DATA FOR THIS EXERCISE -
::::::

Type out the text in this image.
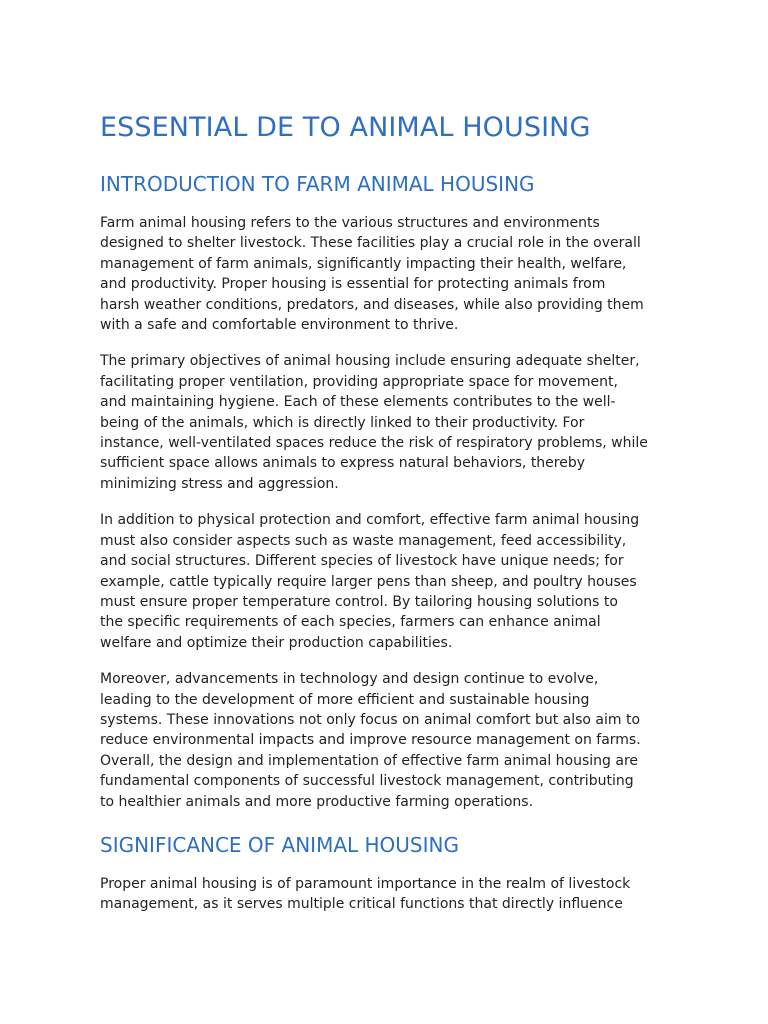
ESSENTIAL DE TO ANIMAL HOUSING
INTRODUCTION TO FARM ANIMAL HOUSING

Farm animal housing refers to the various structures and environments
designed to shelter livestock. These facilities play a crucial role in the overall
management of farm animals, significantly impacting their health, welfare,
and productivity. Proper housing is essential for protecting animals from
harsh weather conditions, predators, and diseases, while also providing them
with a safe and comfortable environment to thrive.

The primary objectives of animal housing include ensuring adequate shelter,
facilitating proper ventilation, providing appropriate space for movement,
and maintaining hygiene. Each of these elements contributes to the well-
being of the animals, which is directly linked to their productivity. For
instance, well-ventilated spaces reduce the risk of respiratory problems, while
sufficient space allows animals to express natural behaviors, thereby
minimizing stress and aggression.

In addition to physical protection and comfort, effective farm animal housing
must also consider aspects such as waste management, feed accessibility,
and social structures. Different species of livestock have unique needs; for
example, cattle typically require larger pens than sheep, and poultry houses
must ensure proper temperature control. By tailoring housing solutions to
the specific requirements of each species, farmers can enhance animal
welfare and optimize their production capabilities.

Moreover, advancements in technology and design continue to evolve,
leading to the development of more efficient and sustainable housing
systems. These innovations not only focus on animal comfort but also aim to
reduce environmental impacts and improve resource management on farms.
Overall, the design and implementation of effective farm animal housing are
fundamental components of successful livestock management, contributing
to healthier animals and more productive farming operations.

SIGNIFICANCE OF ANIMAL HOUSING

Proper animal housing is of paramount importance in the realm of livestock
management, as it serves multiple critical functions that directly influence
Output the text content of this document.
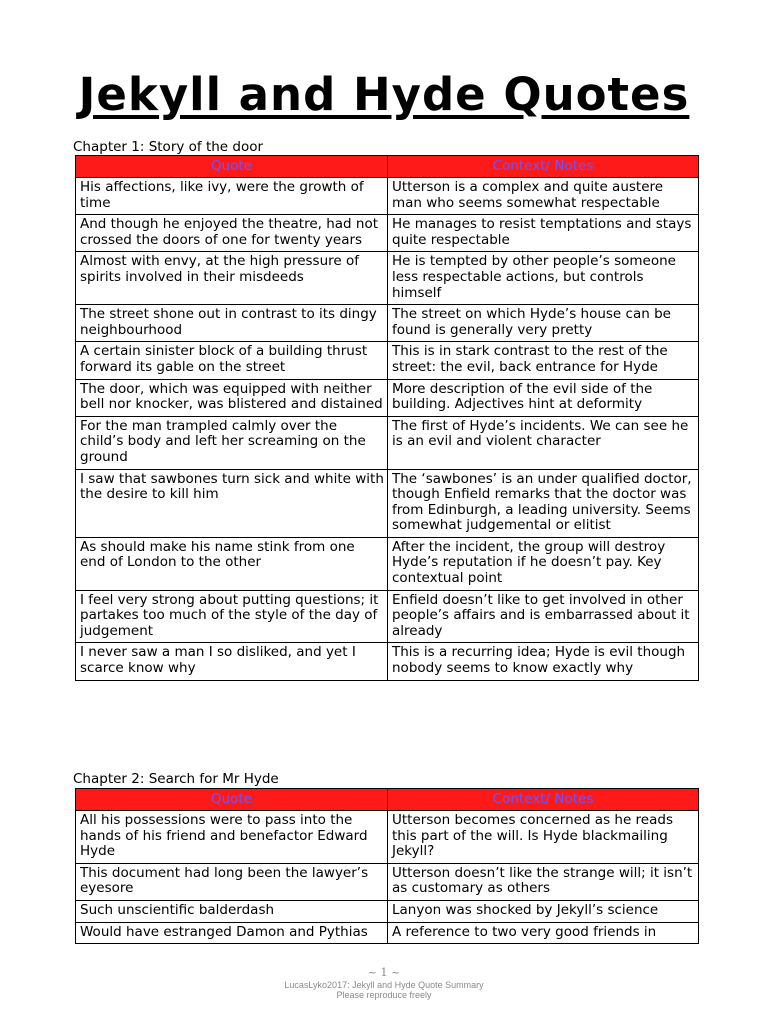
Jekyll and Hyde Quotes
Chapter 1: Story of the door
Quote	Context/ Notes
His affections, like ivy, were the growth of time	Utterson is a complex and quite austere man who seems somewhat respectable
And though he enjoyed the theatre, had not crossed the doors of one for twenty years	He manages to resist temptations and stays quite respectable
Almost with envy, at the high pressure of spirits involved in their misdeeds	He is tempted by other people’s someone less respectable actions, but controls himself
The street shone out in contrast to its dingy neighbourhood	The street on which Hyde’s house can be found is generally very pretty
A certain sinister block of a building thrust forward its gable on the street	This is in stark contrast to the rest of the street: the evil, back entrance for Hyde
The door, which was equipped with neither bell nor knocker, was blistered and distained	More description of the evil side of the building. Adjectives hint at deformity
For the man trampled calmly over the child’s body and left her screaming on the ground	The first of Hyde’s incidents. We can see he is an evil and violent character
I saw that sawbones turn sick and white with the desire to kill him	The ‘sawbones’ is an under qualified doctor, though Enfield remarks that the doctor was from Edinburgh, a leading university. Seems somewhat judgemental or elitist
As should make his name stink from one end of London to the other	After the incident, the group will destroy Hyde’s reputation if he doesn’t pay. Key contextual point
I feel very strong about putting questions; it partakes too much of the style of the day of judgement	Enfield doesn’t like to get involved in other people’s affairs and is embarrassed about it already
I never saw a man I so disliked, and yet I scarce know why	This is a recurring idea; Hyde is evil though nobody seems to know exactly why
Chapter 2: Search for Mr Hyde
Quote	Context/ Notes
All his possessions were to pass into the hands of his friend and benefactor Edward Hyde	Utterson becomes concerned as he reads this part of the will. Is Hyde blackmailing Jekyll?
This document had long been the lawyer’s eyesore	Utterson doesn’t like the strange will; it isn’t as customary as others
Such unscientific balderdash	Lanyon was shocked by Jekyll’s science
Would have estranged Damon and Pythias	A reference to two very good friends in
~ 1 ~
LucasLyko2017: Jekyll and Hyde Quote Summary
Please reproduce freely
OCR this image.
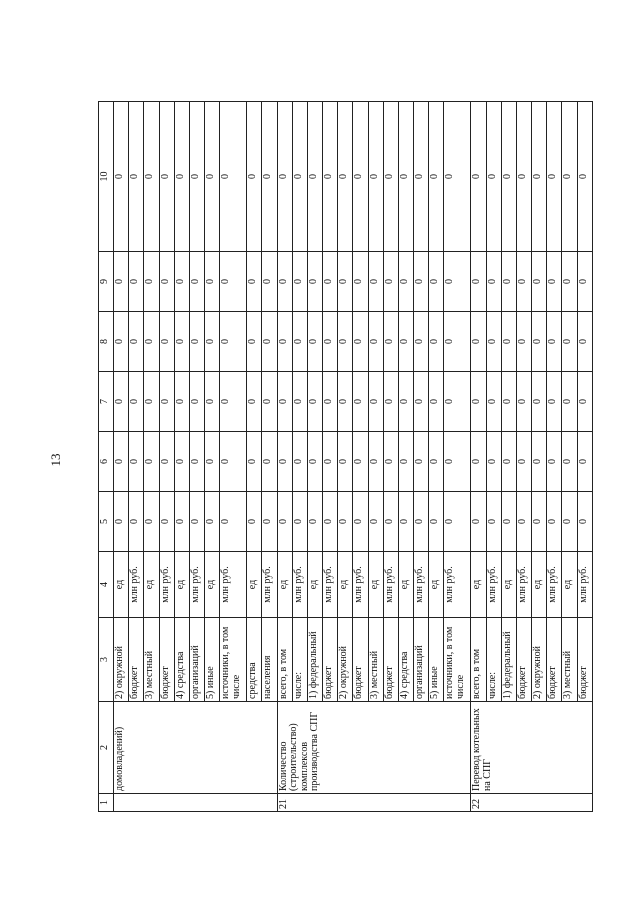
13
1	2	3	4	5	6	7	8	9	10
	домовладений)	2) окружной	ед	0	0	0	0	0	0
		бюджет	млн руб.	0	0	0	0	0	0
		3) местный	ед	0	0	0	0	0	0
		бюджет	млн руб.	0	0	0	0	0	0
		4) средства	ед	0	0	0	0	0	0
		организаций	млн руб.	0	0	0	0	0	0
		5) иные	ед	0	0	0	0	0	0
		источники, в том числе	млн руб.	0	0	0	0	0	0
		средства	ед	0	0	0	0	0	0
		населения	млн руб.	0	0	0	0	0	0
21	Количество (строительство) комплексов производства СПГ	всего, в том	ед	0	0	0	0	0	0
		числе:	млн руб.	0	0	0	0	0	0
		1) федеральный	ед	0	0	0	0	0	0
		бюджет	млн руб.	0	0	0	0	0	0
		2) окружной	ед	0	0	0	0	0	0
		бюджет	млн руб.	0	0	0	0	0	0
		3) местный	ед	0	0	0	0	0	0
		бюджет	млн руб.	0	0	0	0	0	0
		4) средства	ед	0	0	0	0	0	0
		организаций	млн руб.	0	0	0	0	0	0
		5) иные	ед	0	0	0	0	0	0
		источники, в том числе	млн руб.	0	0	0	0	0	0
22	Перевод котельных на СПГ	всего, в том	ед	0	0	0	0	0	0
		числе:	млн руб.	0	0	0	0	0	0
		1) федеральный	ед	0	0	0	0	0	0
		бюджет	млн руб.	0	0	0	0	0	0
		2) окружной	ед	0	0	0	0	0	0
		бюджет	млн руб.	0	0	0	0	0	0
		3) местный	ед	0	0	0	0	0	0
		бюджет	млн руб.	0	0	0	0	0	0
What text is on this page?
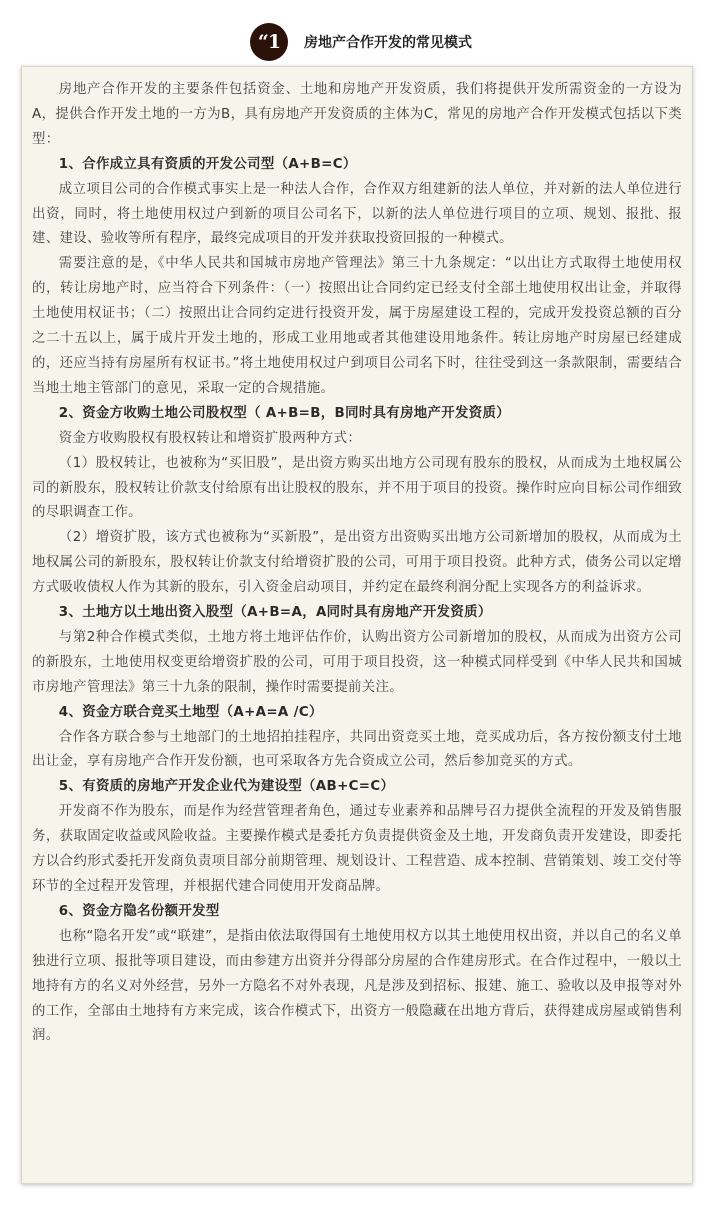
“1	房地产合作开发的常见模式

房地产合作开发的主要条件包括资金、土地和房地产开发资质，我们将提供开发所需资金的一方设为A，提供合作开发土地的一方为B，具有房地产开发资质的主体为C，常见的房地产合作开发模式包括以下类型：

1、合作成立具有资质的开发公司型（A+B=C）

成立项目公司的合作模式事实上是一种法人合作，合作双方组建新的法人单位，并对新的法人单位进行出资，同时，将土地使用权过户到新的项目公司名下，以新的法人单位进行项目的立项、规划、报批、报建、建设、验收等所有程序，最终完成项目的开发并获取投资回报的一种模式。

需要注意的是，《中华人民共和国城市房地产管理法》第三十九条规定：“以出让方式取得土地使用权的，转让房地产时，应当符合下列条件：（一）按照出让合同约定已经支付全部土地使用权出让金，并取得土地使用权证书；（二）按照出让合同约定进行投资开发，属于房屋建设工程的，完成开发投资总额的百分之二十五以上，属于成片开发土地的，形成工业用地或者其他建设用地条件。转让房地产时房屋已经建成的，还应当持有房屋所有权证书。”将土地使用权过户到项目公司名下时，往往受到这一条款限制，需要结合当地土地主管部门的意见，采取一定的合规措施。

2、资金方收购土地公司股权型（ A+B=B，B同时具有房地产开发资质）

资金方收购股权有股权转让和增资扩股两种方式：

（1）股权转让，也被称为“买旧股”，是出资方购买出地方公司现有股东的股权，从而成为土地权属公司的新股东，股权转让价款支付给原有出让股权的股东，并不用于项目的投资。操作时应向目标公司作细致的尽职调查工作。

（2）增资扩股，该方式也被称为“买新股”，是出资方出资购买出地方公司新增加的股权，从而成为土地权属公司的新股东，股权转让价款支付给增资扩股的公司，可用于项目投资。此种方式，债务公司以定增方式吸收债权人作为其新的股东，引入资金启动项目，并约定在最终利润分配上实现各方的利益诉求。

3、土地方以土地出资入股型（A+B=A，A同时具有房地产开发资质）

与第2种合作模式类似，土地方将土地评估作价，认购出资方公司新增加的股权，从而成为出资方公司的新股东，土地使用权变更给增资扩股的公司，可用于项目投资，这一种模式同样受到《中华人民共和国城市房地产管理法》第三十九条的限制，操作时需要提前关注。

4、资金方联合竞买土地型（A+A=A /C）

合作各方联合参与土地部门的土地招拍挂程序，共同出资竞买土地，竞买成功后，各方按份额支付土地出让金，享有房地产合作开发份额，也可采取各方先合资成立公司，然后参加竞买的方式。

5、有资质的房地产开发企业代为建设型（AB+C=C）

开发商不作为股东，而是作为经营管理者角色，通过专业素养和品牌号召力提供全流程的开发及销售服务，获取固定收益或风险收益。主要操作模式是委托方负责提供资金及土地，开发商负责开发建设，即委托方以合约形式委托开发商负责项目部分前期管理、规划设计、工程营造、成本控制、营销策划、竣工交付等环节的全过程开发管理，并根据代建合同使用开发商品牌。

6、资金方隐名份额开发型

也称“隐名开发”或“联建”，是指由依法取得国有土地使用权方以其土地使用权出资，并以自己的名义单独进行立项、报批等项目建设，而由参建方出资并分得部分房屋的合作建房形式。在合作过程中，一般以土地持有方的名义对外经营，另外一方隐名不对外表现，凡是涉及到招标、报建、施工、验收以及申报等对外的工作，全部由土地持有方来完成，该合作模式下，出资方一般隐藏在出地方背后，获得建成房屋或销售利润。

::::::

PROBLEM STATEMENT - Exactly how many lines contain "while"? State the number and nothing else.

WRITTEN ANSWER - 2